**Aim of the task:** Convert the material from the line with "435, 768, 452]" to the line with "433, 795, 453]" into a Markdown table with columns Row and Line, one numbered row per line. Skip any blank lines.

**Supplied material:**
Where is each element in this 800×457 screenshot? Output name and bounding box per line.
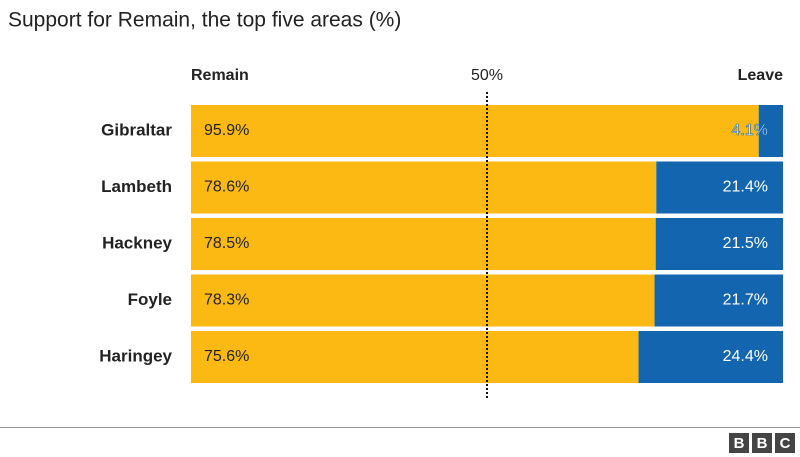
logo-letter: B	[757, 435, 768, 452]
bar-segment	[654, 274, 783, 327]
bar-segment	[656, 161, 783, 214]
bar-segment	[191, 161, 657, 214]
value-label: 75.6%	[204, 348, 249, 365]
value-label: 21.5%	[723, 235, 768, 252]
bar-segment	[655, 218, 783, 270]
value-label: 95.9%	[204, 122, 249, 139]
logo-letter: C	[780, 435, 791, 452]
bar-segment	[638, 331, 783, 383]
category-label: Gibraltar	[101, 120, 172, 139]
value-label: 21.7%	[723, 292, 768, 309]
category-label: Hackney	[102, 233, 172, 252]
value-label: 4.1%	[732, 122, 768, 139]
value-label: 21.4%	[723, 179, 768, 196]
logo-letter: B	[734, 435, 745, 452]
value-label: 78.6%	[204, 179, 249, 196]
bar-segment	[758, 105, 783, 157]
category-label: Lambeth	[101, 177, 172, 196]
value-label: 78.5%	[204, 235, 249, 252]
bar-segment	[191, 331, 639, 383]
bar-segment	[191, 274, 655, 327]
chart-title: Support for Remain, the top five areas (…	[8, 9, 401, 32]
logo-box	[729, 433, 749, 453]
bar-segment	[191, 218, 656, 270]
category-label: Foyle	[128, 290, 172, 309]
reference-label: 50%	[471, 67, 503, 84]
value-label: 78.3%	[204, 292, 249, 309]
category-label: Haringey	[99, 346, 172, 365]
bar-segment	[191, 105, 759, 157]
value-label: 24.4%	[723, 348, 768, 365]
legend-label: Leave	[738, 67, 783, 84]
logo-box	[775, 433, 795, 453]
legend-label: Remain	[191, 67, 249, 84]
logo-box	[752, 433, 772, 453]
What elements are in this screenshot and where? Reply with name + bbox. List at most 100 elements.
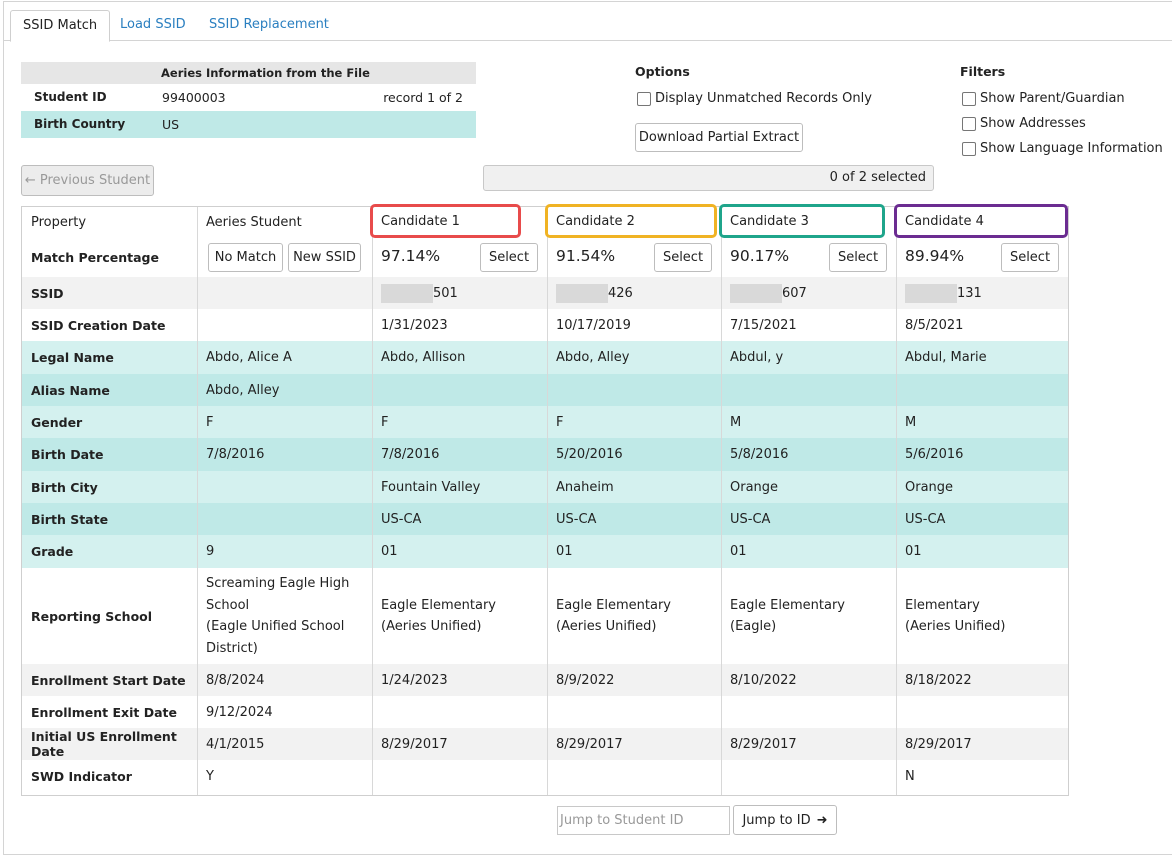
grid-row-bg	[22, 471, 1068, 503]
candidate-1-bdate: 7/8/2016	[381, 447, 440, 462]
student-eexit: 9/12/2024	[206, 704, 273, 720]
candidate-1-initus: 8/29/2017	[381, 736, 448, 752]
candidate-3-gender: M	[730, 414, 742, 430]
candidate-2-select-button[interactable]: Select	[654, 243, 712, 272]
show-language-info-label: Show Language Information	[980, 141, 1163, 156]
student-alias: Abdo, Alley	[206, 382, 280, 398]
grid-row-bg	[22, 760, 1068, 792]
candidate-3-initus: 8/29/2017	[730, 736, 797, 752]
candidate-3-estart: 8/10/2022	[730, 672, 797, 688]
candidate-3-grade: 01	[730, 544, 747, 559]
grid-row-bg	[22, 664, 1068, 696]
candidate-1-created: 1/31/2023	[381, 317, 448, 333]
candidate-4-select-button[interactable]: Select	[1001, 243, 1059, 272]
candidate-1-swd	[372, 760, 547, 792]
student-estart: 8/8/2024	[206, 672, 265, 688]
student-grade: 9	[206, 544, 215, 559]
candidate-1-eexit	[372, 696, 547, 728]
candidate-4-header: Candidate 4	[894, 204, 1068, 238]
no-match-button[interactable]: No Match	[208, 243, 283, 272]
jump-to-id-button[interactable]: Jump to ID ➜	[733, 805, 837, 835]
candidate-2-initus: 8/29/2017	[556, 736, 623, 752]
candidate-ssid-suffix: 607	[782, 285, 807, 301]
candidate-4-estart: 8/18/2022	[905, 672, 972, 688]
grid-col-divider	[197, 207, 198, 795]
candidate-3-bdate: 5/8/2016	[730, 447, 789, 462]
checkbox-box[interactable]	[637, 91, 651, 106]
student-school-line: (Eagle Unified School	[206, 619, 345, 634]
candidate-1-grade: 01	[381, 544, 398, 559]
candidate-comparison-grid: Property Aeries Student Candidate 1 Candida…	[21, 204, 1069, 796]
candidate-1-bstate: US-CA	[381, 511, 422, 527]
show-addresses-checkbox[interactable]: Show Addresses	[962, 116, 1086, 131]
student-created	[197, 309, 372, 341]
candidate-3-select-button[interactable]: Select	[829, 243, 887, 272]
candidate-1-select-button[interactable]: Select	[480, 243, 538, 272]
jump-to-id-label: Jump to ID	[742, 812, 811, 828]
tab-bar: SSID Match Load SSID SSID Replacement	[4, 2, 1172, 42]
redacted-ssid-block	[905, 283, 957, 303]
candidate-3-eexit	[721, 696, 896, 728]
candidate-4-bcity: Orange	[905, 479, 954, 495]
property-header: Property	[31, 215, 87, 230]
student-school-line: District)	[206, 640, 258, 656]
candidate-4-grade: 01	[905, 544, 922, 559]
candidate-2-estart: 8/9/2022	[556, 672, 615, 688]
candidate-3-match-percentage: 90.17%	[730, 247, 790, 265]
candidate-2-school: Eagle Elementary (Aeries Unified)	[547, 568, 721, 664]
row-label-grade: Grade	[31, 544, 74, 559]
candidate-1-gender: F	[381, 414, 389, 430]
row-label-initus: Initial US Enrollment Date	[31, 729, 177, 759]
student-gender: F	[206, 414, 214, 430]
candidate-school-line: Eagle Elementary	[381, 597, 497, 613]
checkbox-box[interactable]	[962, 116, 976, 131]
candidate-2-bdate: 5/20/2016	[556, 447, 623, 462]
record-counter: record 1 of 2	[383, 90, 463, 105]
candidate-3-ssid: 607	[721, 277, 896, 309]
filters-title: Filters	[960, 64, 1006, 79]
row-label-ssid: SSID	[31, 285, 64, 301]
candidate-2-bstate: US-CA	[556, 511, 597, 527]
grid-row-bg	[22, 503, 1068, 535]
birth-country-row: Birth Country US	[21, 111, 476, 138]
candidate-school-line: (Eagle)	[730, 619, 777, 634]
candidate-2-eexit	[547, 696, 721, 728]
candidate-4-alias	[896, 374, 1068, 406]
show-addresses-label: Show Addresses	[980, 116, 1086, 131]
candidate-4-school: Elementary (Aeries Unified)	[896, 568, 1068, 664]
grid-row-bg	[22, 438, 1068, 471]
tab-ssid-replacement[interactable]: SSID Replacement	[209, 17, 329, 32]
grid-col-divider	[896, 207, 897, 795]
grid-row-bg	[22, 238, 1068, 277]
candidate-4-created: 8/5/2021	[905, 317, 964, 333]
show-language-info-checkbox[interactable]: Show Language Information	[962, 141, 1163, 156]
tab-load-ssid[interactable]: Load SSID	[120, 17, 186, 32]
candidate-2-gender: F	[556, 414, 564, 430]
row-label-bdate: Birth Date	[31, 447, 104, 462]
candidate-2-match-percentage: 91.54%	[556, 247, 616, 265]
jump-to-student-input[interactable]: Jump to Student ID	[557, 806, 730, 835]
student-school-line: School	[206, 597, 250, 613]
show-parent-guardian-checkbox[interactable]: Show Parent/Guardian	[962, 91, 1125, 106]
selected-count-bar: 0 of 2 selected	[483, 165, 934, 191]
grid-row-bg	[22, 406, 1068, 438]
file-info-header: Aeries Information from the File	[21, 62, 476, 84]
download-partial-extract-button[interactable]: Download Partial Extract	[635, 123, 803, 152]
tab-ssid-match[interactable]: SSID Match	[10, 10, 111, 42]
candidate-1-header: Candidate 1	[370, 204, 521, 238]
checkbox-box[interactable]	[962, 141, 976, 156]
student-swd: Y	[206, 768, 214, 784]
student-initus: 4/1/2015	[206, 736, 265, 752]
grid-col-divider	[372, 207, 373, 795]
candidate-3-bcity: Orange	[730, 479, 779, 495]
new-ssid-button[interactable]: New SSID	[288, 243, 361, 272]
candidate-1-match-percentage: 97.14%	[381, 247, 441, 265]
candidate-4-bstate: US-CA	[905, 511, 946, 527]
grid-row-bg	[22, 728, 1068, 760]
student-school-line: Screaming Eagle High	[206, 576, 350, 591]
checkbox-box[interactable]	[962, 91, 976, 106]
grid-row-bg	[22, 535, 1068, 568]
previous-student-button[interactable]: ← Previous Student	[21, 165, 154, 196]
unmatched-only-checkbox[interactable]: Display Unmatched Records Only	[637, 91, 872, 106]
candidate-1-legal: Abdo, Allison	[381, 350, 466, 365]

**Task result:**
| Row | Line |
|---|---|
| 1 | logo-letter: B	[757, 435, 768, 452] |
| 2 | bar-segment	[654, 274, 783, 327] |
| 3 | bar-segment	[656, 161, 783, 214] |
| 4 | bar-segment	[191, 161, 657, 214] |
| 5 | value-label: 75.6%	[204, 348, 249, 365] |
| 6 | value-label: 21.5%	[723, 235, 768, 252] |
| 7 | bar-segment	[655, 218, 783, 270] |
| 8 | value-label: 95.9%	[204, 122, 249, 139] |
| 9 | logo-letter: C	[780, 435, 791, 452] |
| 10 | bar-segment	[638, 331, 783, 383] |
| 11 | category-label: Gibraltar	[101, 120, 172, 139] |
| 12 | value-label: 21.7%	[723, 292, 768, 309] |
| 13 | category-label: Hackney	[102, 233, 172, 252] |
| 14 | value-label: 4.1%	[732, 122, 768, 139] |
| 15 | value-label: 21.4%	[723, 179, 768, 196] |
| 16 | logo-letter: B	[734, 435, 745, 452] |
| 17 | value-label: 78.6%	[204, 179, 249, 196] |
| 18 | bar-segment	[758, 105, 783, 157] |
| 19 | category-label: Lambeth	[101, 177, 172, 196] |
| 20 | value-label: 78.5%	[204, 235, 249, 252] |
| 21 | bar-segment	[191, 331, 639, 383] |
| 22 | bar-segment	[191, 274, 655, 327] |
| 23 | chart-title: Support for Remain, the top five areas (…	[8, 9, 401, 32] |
| 24 | logo-box	[729, 433, 749, 453] |
| 25 | bar-segment	[191, 218, 656, 270] |
| 26 | category-label: Foyle	[128, 290, 172, 309] |
| 27 | reference-label: 50%	[471, 67, 503, 84] |
| 28 | value-label: 78.3%	[204, 292, 249, 309] |
| 29 | category-label: Haringey	[99, 346, 172, 365] |
| 30 | bar-segment	[191, 105, 759, 157] |
| 31 | value-label: 24.4%	[723, 348, 768, 365] |
| 32 | legend-label: Leave	[738, 67, 783, 84] |
| 33 | logo-box	[775, 433, 795, 453] |